Entries provided ▸
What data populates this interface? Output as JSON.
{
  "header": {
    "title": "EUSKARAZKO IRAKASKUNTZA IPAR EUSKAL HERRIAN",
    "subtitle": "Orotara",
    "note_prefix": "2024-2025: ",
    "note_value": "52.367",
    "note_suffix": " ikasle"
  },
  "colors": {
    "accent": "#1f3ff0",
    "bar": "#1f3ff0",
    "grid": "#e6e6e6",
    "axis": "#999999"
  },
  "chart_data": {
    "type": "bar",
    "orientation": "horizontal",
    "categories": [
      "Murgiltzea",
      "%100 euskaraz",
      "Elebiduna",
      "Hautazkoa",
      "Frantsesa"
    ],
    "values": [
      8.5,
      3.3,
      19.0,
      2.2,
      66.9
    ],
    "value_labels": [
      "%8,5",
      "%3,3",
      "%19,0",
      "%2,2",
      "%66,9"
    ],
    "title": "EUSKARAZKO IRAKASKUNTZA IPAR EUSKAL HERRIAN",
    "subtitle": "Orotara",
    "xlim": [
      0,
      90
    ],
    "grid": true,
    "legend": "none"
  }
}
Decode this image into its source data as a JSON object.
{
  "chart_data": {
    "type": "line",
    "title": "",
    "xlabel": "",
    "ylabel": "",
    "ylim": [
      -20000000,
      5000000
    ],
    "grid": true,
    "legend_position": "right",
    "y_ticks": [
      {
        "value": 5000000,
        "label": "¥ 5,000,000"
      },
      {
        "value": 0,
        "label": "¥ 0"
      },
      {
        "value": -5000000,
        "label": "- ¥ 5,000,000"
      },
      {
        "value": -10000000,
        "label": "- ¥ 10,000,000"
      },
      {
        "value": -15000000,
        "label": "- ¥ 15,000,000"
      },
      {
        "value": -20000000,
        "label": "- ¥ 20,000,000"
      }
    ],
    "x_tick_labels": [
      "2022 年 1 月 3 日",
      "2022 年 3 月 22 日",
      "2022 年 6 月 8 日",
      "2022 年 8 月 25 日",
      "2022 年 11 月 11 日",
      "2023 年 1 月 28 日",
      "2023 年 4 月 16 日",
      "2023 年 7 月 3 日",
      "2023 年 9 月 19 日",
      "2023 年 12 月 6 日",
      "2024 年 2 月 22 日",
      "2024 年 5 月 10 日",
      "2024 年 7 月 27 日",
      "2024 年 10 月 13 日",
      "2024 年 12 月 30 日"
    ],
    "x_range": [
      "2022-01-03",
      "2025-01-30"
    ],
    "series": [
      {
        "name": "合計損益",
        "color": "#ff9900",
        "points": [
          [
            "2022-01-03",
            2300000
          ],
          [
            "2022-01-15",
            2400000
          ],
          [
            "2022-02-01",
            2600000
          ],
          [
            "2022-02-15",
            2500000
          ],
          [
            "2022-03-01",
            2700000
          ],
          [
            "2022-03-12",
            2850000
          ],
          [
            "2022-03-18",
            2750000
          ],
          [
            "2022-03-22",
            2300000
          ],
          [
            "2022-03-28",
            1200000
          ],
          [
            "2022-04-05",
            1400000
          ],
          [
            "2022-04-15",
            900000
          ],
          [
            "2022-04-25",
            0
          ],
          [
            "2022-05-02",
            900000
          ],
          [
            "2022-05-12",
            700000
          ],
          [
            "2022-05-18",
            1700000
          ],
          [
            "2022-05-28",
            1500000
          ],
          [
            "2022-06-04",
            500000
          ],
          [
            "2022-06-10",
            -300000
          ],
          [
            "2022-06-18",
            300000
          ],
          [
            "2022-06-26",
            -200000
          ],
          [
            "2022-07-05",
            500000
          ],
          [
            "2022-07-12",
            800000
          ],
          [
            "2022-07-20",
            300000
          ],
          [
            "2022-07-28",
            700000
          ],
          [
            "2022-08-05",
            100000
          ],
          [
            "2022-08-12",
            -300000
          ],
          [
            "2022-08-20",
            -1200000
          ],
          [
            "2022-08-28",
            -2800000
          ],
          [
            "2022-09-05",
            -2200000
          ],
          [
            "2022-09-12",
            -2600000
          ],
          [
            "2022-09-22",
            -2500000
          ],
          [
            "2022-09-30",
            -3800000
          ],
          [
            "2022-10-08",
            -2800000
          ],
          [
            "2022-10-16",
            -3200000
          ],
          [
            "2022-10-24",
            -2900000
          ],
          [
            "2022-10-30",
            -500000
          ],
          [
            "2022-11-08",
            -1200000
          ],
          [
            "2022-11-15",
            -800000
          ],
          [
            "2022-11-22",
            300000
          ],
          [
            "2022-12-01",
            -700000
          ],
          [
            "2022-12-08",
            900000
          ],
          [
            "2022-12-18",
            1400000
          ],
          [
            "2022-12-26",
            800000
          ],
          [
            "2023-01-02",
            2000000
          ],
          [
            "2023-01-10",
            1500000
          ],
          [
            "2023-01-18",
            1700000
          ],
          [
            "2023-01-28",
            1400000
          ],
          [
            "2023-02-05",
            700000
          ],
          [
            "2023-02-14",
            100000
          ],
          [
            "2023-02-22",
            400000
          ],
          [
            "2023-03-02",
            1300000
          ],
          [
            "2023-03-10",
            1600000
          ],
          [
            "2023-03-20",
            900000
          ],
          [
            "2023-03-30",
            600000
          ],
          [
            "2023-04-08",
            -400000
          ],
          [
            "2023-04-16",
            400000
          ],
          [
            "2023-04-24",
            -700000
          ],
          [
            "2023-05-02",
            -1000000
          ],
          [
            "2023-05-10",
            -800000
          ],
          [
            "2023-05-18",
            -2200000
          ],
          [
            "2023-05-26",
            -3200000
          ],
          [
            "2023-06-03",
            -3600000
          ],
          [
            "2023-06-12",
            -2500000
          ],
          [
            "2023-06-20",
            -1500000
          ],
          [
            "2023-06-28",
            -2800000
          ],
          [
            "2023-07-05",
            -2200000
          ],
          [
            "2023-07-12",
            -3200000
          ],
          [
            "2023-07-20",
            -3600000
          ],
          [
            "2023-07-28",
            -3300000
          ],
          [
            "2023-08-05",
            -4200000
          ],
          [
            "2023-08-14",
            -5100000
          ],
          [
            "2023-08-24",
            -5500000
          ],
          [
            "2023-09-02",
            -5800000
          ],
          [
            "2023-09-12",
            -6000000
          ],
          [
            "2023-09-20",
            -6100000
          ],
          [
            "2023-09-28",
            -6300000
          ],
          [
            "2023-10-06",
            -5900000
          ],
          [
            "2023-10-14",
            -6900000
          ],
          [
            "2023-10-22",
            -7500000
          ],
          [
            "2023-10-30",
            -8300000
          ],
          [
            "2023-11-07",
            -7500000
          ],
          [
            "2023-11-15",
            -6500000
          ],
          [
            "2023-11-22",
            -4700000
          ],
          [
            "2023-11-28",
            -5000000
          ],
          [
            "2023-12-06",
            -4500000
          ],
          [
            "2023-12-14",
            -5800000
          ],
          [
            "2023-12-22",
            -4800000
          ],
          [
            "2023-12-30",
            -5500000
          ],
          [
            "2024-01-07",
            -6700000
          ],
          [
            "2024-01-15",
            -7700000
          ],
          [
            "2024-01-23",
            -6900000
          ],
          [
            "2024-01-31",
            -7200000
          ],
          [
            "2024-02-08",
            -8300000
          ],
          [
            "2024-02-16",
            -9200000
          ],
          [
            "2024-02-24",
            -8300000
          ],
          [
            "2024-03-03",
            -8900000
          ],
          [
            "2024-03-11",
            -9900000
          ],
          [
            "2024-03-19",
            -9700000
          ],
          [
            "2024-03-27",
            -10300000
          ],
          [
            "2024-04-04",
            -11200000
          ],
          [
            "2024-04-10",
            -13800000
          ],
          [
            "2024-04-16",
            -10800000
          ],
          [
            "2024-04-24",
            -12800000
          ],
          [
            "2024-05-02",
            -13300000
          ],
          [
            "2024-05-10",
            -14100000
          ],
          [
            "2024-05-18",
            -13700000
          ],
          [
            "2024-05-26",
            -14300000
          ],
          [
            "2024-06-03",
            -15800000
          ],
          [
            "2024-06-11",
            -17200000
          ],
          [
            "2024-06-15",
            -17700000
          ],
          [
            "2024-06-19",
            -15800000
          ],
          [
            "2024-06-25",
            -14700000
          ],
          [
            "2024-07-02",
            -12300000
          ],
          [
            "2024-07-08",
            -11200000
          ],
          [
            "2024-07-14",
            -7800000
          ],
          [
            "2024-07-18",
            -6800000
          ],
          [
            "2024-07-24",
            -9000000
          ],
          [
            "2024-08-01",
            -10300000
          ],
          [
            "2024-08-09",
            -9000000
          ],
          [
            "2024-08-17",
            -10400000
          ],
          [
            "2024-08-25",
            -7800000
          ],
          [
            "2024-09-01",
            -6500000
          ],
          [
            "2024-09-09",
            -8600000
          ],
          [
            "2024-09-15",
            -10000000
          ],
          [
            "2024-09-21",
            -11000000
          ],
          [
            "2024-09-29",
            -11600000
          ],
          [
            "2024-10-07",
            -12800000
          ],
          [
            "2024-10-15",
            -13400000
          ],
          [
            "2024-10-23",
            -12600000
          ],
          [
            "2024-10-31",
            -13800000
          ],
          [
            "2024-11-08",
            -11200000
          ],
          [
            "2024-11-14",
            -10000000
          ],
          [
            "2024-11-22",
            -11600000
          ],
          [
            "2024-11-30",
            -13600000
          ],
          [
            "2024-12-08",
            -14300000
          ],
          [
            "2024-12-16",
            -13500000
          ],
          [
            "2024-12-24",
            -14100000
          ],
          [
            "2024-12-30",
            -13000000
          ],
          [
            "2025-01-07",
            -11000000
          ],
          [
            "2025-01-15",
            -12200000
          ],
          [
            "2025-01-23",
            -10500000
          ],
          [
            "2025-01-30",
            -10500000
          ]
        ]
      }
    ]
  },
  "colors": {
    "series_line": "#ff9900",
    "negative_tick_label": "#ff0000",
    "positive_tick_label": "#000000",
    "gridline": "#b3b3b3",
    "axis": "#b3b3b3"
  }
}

Objective ▸ Filter for "this". Return all lines that hold it.

Written response ▸
What data populates this interface? Output as JSON.
Decode this image into its source data as a JSON object.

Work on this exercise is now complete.